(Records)
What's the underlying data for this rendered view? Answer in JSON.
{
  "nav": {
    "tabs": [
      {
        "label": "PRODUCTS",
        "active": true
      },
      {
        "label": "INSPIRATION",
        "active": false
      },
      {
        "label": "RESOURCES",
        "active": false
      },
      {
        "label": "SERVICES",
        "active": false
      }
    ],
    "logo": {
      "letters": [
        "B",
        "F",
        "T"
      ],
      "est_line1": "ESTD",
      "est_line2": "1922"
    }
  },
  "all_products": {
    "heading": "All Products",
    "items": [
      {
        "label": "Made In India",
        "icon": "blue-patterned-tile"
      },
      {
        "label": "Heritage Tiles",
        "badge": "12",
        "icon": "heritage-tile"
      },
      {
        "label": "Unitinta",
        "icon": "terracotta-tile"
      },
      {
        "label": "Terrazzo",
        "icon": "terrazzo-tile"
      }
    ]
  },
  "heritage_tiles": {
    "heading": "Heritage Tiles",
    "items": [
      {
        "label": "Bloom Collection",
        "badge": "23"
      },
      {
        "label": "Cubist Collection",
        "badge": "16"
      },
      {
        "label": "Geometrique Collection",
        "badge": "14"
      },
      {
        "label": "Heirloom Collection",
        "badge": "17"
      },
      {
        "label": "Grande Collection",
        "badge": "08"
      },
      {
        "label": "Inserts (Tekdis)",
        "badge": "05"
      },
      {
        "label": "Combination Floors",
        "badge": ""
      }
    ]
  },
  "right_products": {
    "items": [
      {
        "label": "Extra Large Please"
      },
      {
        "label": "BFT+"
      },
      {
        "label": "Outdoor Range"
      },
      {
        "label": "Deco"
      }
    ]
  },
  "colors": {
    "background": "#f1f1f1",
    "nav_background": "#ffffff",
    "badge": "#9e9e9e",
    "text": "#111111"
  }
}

PROBLEM TO WORK ON: Repeat the data above exactly.

ANSWER:
What's the underlying data for this rendered view? Answer in JSON.
{
  "nav": {
    "tabs": [
      {
        "label": "PRODUCTS",
        "active": true
      },
      {
        "label": "INSPIRATION",
        "active": false
      },
      {
        "label": "RESOURCES",
        "active": false
      },
      {
        "label": "SERVICES",
        "active": false
      }
    ],
    "logo": {
      "letters": [
        "B",
        "F",
        "T"
      ],
      "est_line1": "ESTD",
      "est_line2": "1922"
    }
  },
  "all_products": {
    "heading": "All Products",
    "items": [
      {
        "label": "Made In India",
        "icon": "blue-patterned-tile"
      },
      {
        "label": "Heritage Tiles",
        "badge": "12",
        "icon": "heritage-tile"
      },
      {
        "label": "Unitinta",
        "icon": "terracotta-tile"
      },
      {
        "label": "Terrazzo",
        "icon": "terrazzo-tile"
      }
    ]
  },
  "heritage_tiles": {
    "heading": "Heritage Tiles",
    "items": [
      {
        "label": "Bloom Collection",
        "badge": "23"
      },
      {
        "label": "Cubist Collection",
        "badge": "16"
      },
      {
        "label": "Geometrique Collection",
        "badge": "14"
      },
      {
        "label": "Heirloom Collection",
        "badge": "17"
      },
      {
        "label": "Grande Collection",
        "badge": "08"
      },
      {
        "label": "Inserts (Tekdis)",
        "badge": "05"
      },
      {
        "label": "Combination Floors",
        "badge": ""
      }
    ]
  },
  "right_products": {
    "items": [
      {
        "label": "Extra Large Please"
      },
      {
        "label": "BFT+"
      },
      {
        "label": "Outdoor Range"
      },
      {
        "label": "Deco"
      }
    ]
  },
  "colors": {
    "background": "#f1f1f1",
    "nav_background": "#ffffff",
    "badge": "#9e9e9e",
    "text": "#111111"
  }
}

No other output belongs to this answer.